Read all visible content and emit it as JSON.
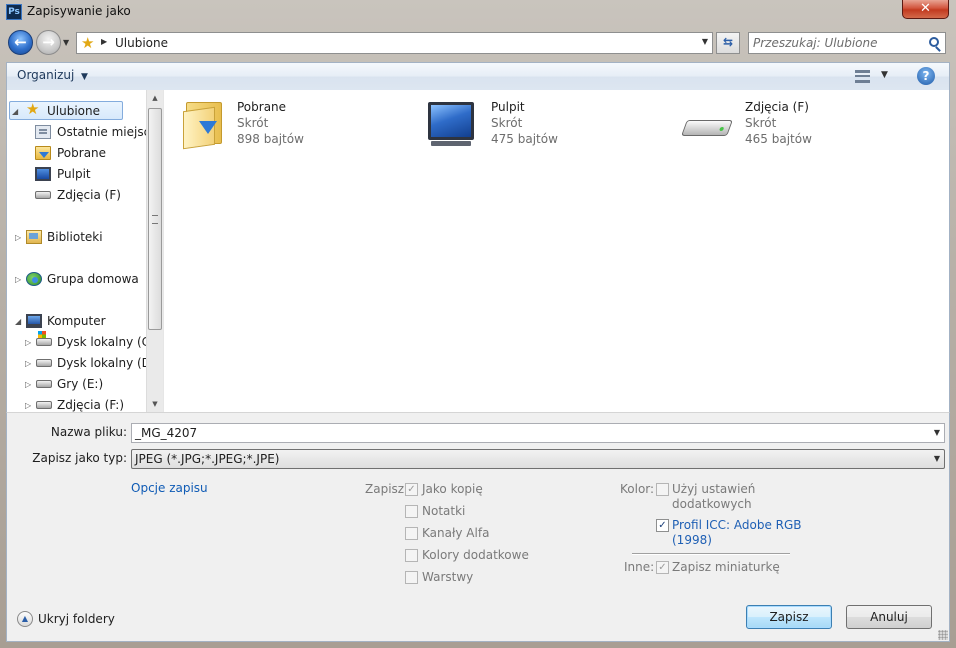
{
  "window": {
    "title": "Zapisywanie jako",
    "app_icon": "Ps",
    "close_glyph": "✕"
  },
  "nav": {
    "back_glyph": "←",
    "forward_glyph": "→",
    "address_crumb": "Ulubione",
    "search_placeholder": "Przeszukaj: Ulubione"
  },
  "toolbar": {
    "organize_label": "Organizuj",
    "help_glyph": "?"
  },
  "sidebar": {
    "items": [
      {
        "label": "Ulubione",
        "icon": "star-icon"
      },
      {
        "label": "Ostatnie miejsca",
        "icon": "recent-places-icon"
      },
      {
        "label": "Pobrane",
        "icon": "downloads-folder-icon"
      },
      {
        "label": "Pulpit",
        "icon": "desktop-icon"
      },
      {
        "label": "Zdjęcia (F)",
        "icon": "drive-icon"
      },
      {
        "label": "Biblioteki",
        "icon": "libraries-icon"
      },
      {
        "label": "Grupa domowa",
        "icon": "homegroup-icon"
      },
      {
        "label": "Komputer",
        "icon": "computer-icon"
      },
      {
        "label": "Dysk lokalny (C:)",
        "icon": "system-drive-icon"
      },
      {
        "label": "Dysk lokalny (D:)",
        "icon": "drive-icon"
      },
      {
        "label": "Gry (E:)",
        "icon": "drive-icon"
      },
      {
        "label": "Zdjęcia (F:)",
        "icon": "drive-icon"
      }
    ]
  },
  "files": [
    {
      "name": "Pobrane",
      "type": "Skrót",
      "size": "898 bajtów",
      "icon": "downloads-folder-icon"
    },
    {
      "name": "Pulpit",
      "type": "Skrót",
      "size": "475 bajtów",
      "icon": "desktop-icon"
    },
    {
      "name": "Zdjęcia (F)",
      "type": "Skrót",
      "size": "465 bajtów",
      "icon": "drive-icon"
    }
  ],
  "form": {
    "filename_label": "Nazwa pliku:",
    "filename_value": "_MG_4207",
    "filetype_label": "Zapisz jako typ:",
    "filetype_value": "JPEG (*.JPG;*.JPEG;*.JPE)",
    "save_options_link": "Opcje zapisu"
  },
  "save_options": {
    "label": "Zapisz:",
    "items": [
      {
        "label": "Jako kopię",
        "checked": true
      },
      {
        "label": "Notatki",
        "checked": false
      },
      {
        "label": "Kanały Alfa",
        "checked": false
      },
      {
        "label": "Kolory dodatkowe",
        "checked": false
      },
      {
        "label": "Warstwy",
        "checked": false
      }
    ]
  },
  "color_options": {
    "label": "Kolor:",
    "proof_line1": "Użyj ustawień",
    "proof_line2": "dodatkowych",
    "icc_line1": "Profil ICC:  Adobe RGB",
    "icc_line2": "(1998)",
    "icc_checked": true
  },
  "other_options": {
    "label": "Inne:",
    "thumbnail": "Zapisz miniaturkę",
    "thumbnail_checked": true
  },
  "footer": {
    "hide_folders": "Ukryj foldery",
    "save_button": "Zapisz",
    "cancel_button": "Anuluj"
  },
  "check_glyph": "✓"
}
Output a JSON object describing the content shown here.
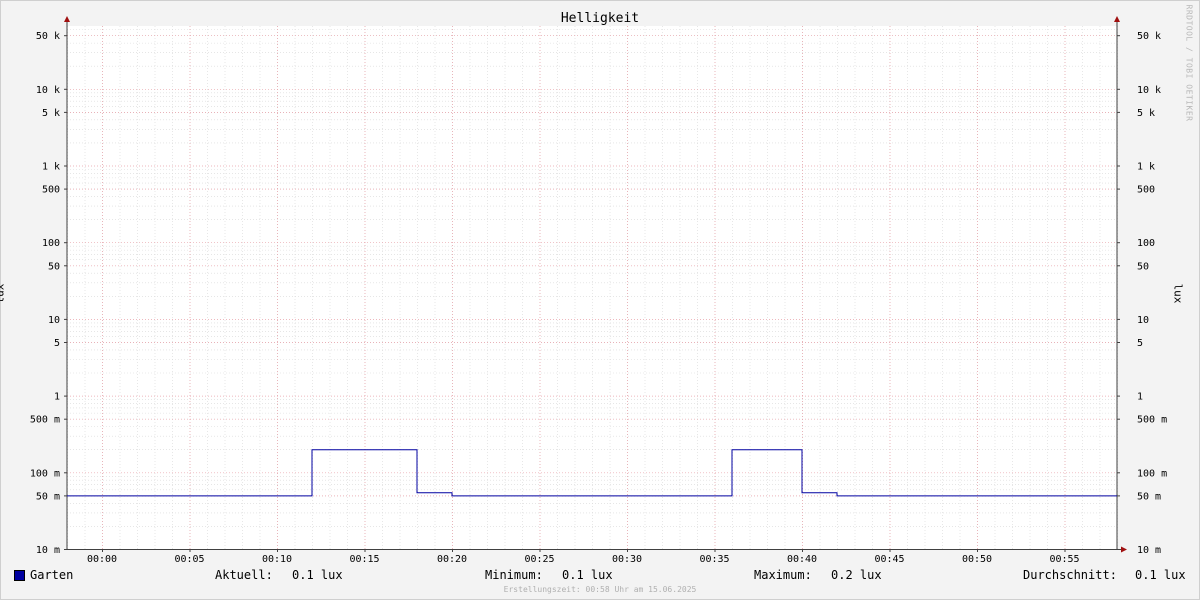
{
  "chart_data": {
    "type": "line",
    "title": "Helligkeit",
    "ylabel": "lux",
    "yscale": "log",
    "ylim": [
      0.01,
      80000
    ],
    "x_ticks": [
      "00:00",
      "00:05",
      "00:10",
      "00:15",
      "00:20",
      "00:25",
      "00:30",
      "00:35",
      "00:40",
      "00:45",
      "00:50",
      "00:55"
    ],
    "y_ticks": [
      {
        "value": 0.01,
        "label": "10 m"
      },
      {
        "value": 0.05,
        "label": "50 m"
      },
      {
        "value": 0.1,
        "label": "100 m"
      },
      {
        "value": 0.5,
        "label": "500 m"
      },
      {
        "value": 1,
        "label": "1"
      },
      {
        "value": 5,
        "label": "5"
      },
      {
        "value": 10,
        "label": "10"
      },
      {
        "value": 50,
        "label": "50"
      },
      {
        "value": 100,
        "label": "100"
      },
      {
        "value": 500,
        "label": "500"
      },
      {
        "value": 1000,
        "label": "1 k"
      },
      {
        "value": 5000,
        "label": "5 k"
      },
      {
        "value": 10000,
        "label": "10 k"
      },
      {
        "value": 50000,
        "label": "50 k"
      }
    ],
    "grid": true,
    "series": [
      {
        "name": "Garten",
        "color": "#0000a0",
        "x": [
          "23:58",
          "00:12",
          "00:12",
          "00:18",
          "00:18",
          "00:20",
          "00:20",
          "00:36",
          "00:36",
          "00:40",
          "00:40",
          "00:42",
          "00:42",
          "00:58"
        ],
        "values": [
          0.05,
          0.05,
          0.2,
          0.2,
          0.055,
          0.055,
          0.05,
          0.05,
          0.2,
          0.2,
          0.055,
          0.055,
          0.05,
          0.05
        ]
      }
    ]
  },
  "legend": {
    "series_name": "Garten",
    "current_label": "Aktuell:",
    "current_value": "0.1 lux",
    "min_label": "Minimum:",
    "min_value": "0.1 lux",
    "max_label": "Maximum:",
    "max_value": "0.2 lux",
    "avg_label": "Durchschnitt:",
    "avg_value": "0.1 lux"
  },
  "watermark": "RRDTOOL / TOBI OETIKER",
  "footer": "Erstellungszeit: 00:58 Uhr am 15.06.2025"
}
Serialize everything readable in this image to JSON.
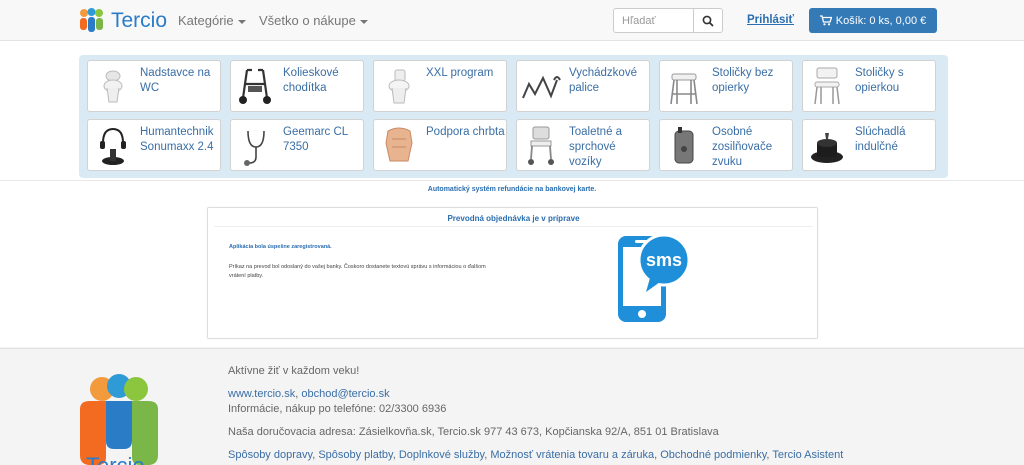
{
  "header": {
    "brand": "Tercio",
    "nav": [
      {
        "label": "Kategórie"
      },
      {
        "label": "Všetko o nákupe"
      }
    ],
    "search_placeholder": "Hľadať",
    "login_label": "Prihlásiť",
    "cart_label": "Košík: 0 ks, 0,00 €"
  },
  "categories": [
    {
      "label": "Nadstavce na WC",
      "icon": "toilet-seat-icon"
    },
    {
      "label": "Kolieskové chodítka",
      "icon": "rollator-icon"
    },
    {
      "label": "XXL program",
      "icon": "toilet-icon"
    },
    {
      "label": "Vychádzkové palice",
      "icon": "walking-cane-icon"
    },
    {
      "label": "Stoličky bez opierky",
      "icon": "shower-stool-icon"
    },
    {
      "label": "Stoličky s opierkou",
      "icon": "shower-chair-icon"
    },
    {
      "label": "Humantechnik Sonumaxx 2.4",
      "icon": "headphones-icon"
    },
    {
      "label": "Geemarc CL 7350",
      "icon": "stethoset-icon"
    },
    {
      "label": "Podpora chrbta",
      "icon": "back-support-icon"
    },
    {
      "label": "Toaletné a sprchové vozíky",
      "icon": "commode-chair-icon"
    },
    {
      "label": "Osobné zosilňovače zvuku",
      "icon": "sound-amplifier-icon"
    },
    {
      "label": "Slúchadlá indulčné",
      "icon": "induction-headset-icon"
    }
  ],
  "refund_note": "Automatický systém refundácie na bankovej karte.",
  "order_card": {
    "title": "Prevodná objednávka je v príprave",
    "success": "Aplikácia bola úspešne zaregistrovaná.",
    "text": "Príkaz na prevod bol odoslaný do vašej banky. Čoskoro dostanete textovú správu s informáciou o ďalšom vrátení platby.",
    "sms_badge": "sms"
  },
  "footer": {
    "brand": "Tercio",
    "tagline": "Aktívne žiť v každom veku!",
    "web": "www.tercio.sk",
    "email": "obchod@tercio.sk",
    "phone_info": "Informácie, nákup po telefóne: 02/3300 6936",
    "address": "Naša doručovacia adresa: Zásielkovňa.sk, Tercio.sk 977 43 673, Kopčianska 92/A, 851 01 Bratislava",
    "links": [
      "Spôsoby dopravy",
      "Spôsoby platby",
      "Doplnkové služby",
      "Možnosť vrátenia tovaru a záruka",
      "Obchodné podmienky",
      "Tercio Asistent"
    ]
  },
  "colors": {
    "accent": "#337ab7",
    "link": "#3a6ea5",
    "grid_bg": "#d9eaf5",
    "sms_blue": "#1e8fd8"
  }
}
——
To be done: Make a verbatim copy of all the entries and strip out the pictures.

Written response:
Read all visible content and emit it as JSON.
{
  "window": {
    "title": "Zapisywanie jako",
    "app_icon": "Ps",
    "close_glyph": "✕"
  },
  "nav": {
    "back_glyph": "←",
    "forward_glyph": "→",
    "address_crumb": "Ulubione",
    "search_placeholder": "Przeszukaj: Ulubione"
  },
  "toolbar": {
    "organize_label": "Organizuj",
    "help_glyph": "?"
  },
  "sidebar": {
    "items": [
      {
        "label": "Ulubione",
        "icon": "star-icon"
      },
      {
        "label": "Ostatnie miejsca",
        "icon": "recent-places-icon"
      },
      {
        "label": "Pobrane",
        "icon": "downloads-folder-icon"
      },
      {
        "label": "Pulpit",
        "icon": "desktop-icon"
      },
      {
        "label": "Zdjęcia (F)",
        "icon": "drive-icon"
      },
      {
        "label": "Biblioteki",
        "icon": "libraries-icon"
      },
      {
        "label": "Grupa domowa",
        "icon": "homegroup-icon"
      },
      {
        "label": "Komputer",
        "icon": "computer-icon"
      },
      {
        "label": "Dysk lokalny (C:)",
        "icon": "system-drive-icon"
      },
      {
        "label": "Dysk lokalny (D:)",
        "icon": "drive-icon"
      },
      {
        "label": "Gry (E:)",
        "icon": "drive-icon"
      },
      {
        "label": "Zdjęcia (F:)",
        "icon": "drive-icon"
      }
    ]
  },
  "files": [
    {
      "name": "Pobrane",
      "type": "Skrót",
      "size": "898 bajtów",
      "icon": "downloads-folder-icon"
    },
    {
      "name": "Pulpit",
      "type": "Skrót",
      "size": "475 bajtów",
      "icon": "desktop-icon"
    },
    {
      "name": "Zdjęcia (F)",
      "type": "Skrót",
      "size": "465 bajtów",
      "icon": "drive-icon"
    }
  ],
  "form": {
    "filename_label": "Nazwa pliku:",
    "filename_value": "_MG_4207",
    "filetype_label": "Zapisz jako typ:",
    "filetype_value": "JPEG (*.JPG;*.JPEG;*.JPE)",
    "save_options_link": "Opcje zapisu"
  },
  "save_options": {
    "label": "Zapisz:",
    "items": [
      {
        "label": "Jako kopię",
        "checked": true
      },
      {
        "label": "Notatki",
        "checked": false
      },
      {
        "label": "Kanały Alfa",
        "checked": false
      },
      {
        "label": "Kolory dodatkowe",
        "checked": false
      },
      {
        "label": "Warstwy",
        "checked": false
      }
    ]
  },
  "color_options": {
    "label": "Kolor:",
    "proof_line1": "Użyj ustawień",
    "proof_line2": "dodatkowych",
    "icc_line1": "Profil ICC:  Adobe RGB",
    "icc_line2": "(1998)",
    "icc_checked": true
  },
  "other_options": {
    "label": "Inne:",
    "thumbnail": "Zapisz miniaturkę",
    "thumbnail_checked": true
  },
  "footer": {
    "hide_folders": "Ukryj foldery",
    "save_button": "Zapisz",
    "cancel_button": "Anuluj"
  },
  "check_glyph": "✓"
}
Output a JSON object describing the content shown here.
{
  "chart_data": {
    "type": "line",
    "title": "Helligkeit",
    "ylabel": "lux",
    "yscale": "log",
    "ylim": [
      0.01,
      80000
    ],
    "x_ticks": [
      "00:00",
      "00:05",
      "00:10",
      "00:15",
      "00:20",
      "00:25",
      "00:30",
      "00:35",
      "00:40",
      "00:45",
      "00:50",
      "00:55"
    ],
    "y_ticks": [
      {
        "value": 0.01,
        "label": "10 m"
      },
      {
        "value": 0.05,
        "label": "50 m"
      },
      {
        "value": 0.1,
        "label": "100 m"
      },
      {
        "value": 0.5,
        "label": "500 m"
      },
      {
        "value": 1,
        "label": "1"
      },
      {
        "value": 5,
        "label": "5"
      },
      {
        "value": 10,
        "label": "10"
      },
      {
        "value": 50,
        "label": "50"
      },
      {
        "value": 100,
        "label": "100"
      },
      {
        "value": 500,
        "label": "500"
      },
      {
        "value": 1000,
        "label": "1 k"
      },
      {
        "value": 5000,
        "label": "5 k"
      },
      {
        "value": 10000,
        "label": "10 k"
      },
      {
        "value": 50000,
        "label": "50 k"
      }
    ],
    "grid": true,
    "series": [
      {
        "name": "Garten",
        "color": "#0000a0",
        "x": [
          "23:58",
          "00:12",
          "00:12",
          "00:18",
          "00:18",
          "00:20",
          "00:20",
          "00:36",
          "00:36",
          "00:40",
          "00:40",
          "00:42",
          "00:42",
          "00:58"
        ],
        "values": [
          0.05,
          0.05,
          0.2,
          0.2,
          0.055,
          0.055,
          0.05,
          0.05,
          0.2,
          0.2,
          0.055,
          0.055,
          0.05,
          0.05
        ]
      }
    ]
  },
  "legend": {
    "series_name": "Garten",
    "current_label": "Aktuell:",
    "current_value": "0.1 lux",
    "min_label": "Minimum:",
    "min_value": "0.1 lux",
    "max_label": "Maximum:",
    "max_value": "0.2 lux",
    "avg_label": "Durchschnitt:",
    "avg_value": "0.1 lux"
  },
  "watermark": "RRDTOOL / TOBI OETIKER",
  "footer": "Erstellungszeit: 00:58 Uhr am 15.06.2025"
}
Serialize everything readable in this image to JSON.
{
  "header": {
    "brand": "Tercio",
    "nav": [
      {
        "label": "Kategórie"
      },
      {
        "label": "Všetko o nákupe"
      }
    ],
    "search_placeholder": "Hľadať",
    "login_label": "Prihlásiť",
    "cart_label": "Košík: 0 ks, 0,00 €"
  },
  "categories": [
    {
      "label": "Nadstavce na WC",
      "icon": "toilet-seat-icon"
    },
    {
      "label": "Kolieskové chodítka",
      "icon": "rollator-icon"
    },
    {
      "label": "XXL program",
      "icon": "toilet-icon"
    },
    {
      "label": "Vychádzkové palice",
      "icon": "walking-cane-icon"
    },
    {
      "label": "Stoličky bez opierky",
      "icon": "shower-stool-icon"
    },
    {
      "label": "Stoličky s opierkou",
      "icon": "shower-chair-icon"
    },
    {
      "label": "Humantechnik Sonumaxx 2.4",
      "icon": "headphones-icon"
    },
    {
      "label": "Geemarc CL 7350",
      "icon": "stethoset-icon"
    },
    {
      "label": "Podpora chrbta",
      "icon": "back-support-icon"
    },
    {
      "label": "Toaletné a sprchové vozíky",
      "icon": "commode-chair-icon"
    },
    {
      "label": "Osobné zosilňovače zvuku",
      "icon": "sound-amplifier-icon"
    },
    {
      "label": "Slúchadlá indulčné",
      "icon": "induction-headset-icon"
    }
  ],
  "refund_note": "Automatický systém refundácie na bankovej karte.",
  "order_card": {
    "title": "Prevodná objednávka je v príprave",
    "success": "Aplikácia bola úspešne zaregistrovaná.",
    "text": "Príkaz na prevod bol odoslaný do vašej banky. Čoskoro dostanete textovú správu s informáciou o ďalšom vrátení platby.",
    "sms_badge": "sms"
  },
  "footer": {
    "brand": "Tercio",
    "tagline": "Aktívne žiť v každom veku!",
    "web": "www.tercio.sk",
    "email": "obchod@tercio.sk",
    "phone_info": "Informácie, nákup po telefóne: 02/3300 6936",
    "address": "Naša doručovacia adresa: Zásielkovňa.sk, Tercio.sk 977 43 673, Kopčianska 92/A, 851 01 Bratislava",
    "links": [
      "Spôsoby dopravy",
      "Spôsoby platby",
      "Doplnkové služby",
      "Možnosť vrátenia tovaru a záruka",
      "Obchodné podmienky",
      "Tercio Asistent"
    ]
  },
  "colors": {
    "accent": "#337ab7",
    "link": "#3a6ea5",
    "grid_bg": "#d9eaf5",
    "sms_blue": "#1e8fd8"
  }
}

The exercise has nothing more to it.